• _What is needed_
Show only lines that include "государственной".
· · · · · · ·
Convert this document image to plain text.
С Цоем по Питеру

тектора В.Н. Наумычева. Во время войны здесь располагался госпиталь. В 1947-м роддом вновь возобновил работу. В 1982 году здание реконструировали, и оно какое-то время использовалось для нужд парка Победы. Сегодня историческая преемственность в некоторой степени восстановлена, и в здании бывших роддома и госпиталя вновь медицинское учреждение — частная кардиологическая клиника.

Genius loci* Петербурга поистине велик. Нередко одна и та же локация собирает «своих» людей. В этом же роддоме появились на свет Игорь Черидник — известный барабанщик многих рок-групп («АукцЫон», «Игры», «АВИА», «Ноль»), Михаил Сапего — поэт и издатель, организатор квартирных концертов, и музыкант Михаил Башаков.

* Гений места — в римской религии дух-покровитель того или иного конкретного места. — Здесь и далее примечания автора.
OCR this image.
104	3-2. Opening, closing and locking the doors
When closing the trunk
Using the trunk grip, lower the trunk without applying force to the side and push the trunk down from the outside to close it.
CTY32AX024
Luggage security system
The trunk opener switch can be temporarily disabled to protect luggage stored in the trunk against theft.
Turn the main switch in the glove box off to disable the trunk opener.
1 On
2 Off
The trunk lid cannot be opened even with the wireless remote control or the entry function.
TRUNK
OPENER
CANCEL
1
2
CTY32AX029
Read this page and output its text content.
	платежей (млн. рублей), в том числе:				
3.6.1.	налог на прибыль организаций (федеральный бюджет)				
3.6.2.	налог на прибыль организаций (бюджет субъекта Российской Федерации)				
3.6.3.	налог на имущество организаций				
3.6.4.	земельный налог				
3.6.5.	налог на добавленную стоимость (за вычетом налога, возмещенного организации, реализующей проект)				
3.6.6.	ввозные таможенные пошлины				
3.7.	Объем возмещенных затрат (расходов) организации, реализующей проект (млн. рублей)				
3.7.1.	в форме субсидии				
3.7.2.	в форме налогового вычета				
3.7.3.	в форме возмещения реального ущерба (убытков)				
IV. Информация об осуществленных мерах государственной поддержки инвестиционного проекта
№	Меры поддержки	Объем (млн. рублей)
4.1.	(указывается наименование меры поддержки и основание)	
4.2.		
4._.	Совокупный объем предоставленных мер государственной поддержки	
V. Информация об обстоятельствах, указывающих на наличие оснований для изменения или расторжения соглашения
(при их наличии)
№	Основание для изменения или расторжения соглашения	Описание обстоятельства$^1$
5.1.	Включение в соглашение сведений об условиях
· · · · · · ·
• _Final answer_
IV. Информация об осуществленных мерах государственной поддержки инвестиционного проекта
4._.	Совокупный объем предоставленных мер государственной поддержки	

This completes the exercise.